Start of Page

So why does it matter if you still get to have your iPhone?
Using someone else's designs doesn't have any relationship to being or not being forced to buy any particular product--completely separate and unrelated items. As for why it matters, it might not really matter to us directly, but it likely matters to people who put in a lot of their time and effort and essentially life into something that is then basically copied and more or less taken advantage of.
If you want to copy Apple then fine, copy Apple, but don't turn around and say that you're not copying Apple when even a blind person can tell you are.

Just look at the body language in that video. He's squirming because he knows he is lying through his teeth. It literally couldn't be more obvious.
And there's certainly that too.
 
Steve Jobs: "Good artists copy, great artists steal"

Let's quote some artists instead of Steve Jobs:

Igor Stravinsky said to me of his Three Songs by William Shakespeare, in which he epitomized his discovery of Webern’s music: “A good composer does not imitate; he steals.”

There is probably more truth than we care to admit in William Faulkner’s observation that, “immature artists copy, great artists steal.” Knowing what and when to steal is very much a part of the designer’s self-education.

The meaning of this quote lies just a tiny bit deeper. Too deep for some, unfortunately. The artists who "steals" takes someone else's work, transforms it and makes it his own. That's what great artists always have done. Listen to Prokofiev's "Classical Symphony" to hear "stealing" at it's finest.

End of Page
Start of Data rows

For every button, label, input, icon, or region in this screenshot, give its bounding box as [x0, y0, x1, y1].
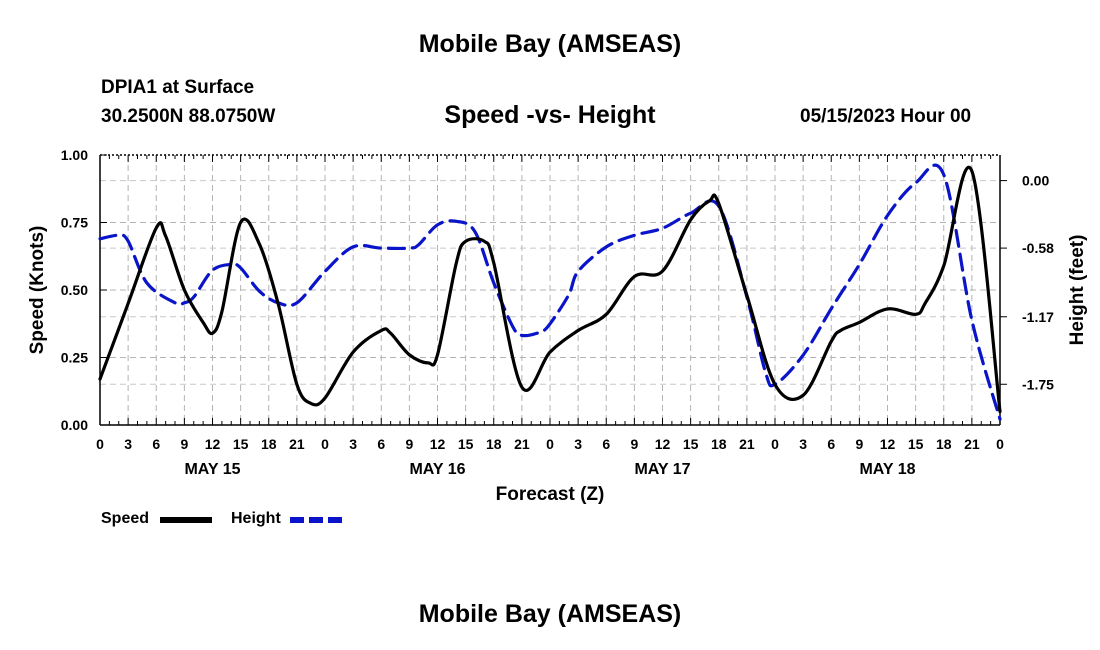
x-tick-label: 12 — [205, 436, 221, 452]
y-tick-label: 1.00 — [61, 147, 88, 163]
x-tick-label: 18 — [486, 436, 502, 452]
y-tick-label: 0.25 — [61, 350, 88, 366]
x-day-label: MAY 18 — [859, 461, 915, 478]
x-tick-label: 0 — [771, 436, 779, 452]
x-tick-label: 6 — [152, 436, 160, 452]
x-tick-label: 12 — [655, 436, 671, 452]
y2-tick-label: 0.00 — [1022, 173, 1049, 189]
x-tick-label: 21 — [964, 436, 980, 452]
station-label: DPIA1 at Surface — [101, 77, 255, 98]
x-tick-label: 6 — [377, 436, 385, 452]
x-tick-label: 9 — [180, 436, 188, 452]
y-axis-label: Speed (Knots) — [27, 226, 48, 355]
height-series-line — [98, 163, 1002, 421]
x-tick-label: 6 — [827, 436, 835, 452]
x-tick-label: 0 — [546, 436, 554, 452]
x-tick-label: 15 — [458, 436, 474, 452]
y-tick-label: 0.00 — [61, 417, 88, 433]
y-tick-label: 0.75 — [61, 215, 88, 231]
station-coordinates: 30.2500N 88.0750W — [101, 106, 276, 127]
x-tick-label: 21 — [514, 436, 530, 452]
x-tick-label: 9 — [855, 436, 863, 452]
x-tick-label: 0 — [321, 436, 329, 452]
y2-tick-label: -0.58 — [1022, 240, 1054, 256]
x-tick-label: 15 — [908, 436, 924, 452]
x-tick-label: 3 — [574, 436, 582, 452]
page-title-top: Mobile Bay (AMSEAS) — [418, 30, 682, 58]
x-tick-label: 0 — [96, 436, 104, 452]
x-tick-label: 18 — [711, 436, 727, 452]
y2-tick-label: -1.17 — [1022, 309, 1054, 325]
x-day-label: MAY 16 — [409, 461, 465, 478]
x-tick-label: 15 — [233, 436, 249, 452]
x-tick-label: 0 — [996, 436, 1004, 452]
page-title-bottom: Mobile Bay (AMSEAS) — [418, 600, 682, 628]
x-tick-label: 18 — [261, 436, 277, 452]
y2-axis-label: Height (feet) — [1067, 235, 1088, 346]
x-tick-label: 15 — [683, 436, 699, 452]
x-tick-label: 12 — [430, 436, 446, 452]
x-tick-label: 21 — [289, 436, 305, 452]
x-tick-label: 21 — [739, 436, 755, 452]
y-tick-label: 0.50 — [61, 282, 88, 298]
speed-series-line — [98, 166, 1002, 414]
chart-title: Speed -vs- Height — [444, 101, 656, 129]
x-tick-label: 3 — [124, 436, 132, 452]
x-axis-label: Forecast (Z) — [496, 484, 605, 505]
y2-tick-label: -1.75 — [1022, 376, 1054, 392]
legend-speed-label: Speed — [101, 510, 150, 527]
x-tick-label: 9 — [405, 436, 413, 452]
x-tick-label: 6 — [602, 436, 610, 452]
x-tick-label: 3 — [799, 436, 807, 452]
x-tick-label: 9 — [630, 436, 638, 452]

End of Data rows

> _Required work_
Reproduce word for word the portion of the passage on copying and stealing between "Using someone else's" and "taken advantage of.", inclusive.

> _Answer to the exercise_
Using someone else's designs doesn't have any relationship to being or not being forced to buy any particular product--completely separate and unrelated items. As for why it matters, it might not really matter to us directly, but it likely matters to people who put in a lot of their time and effort and essentially life into something that is then basically copied and more or less taken advantage of.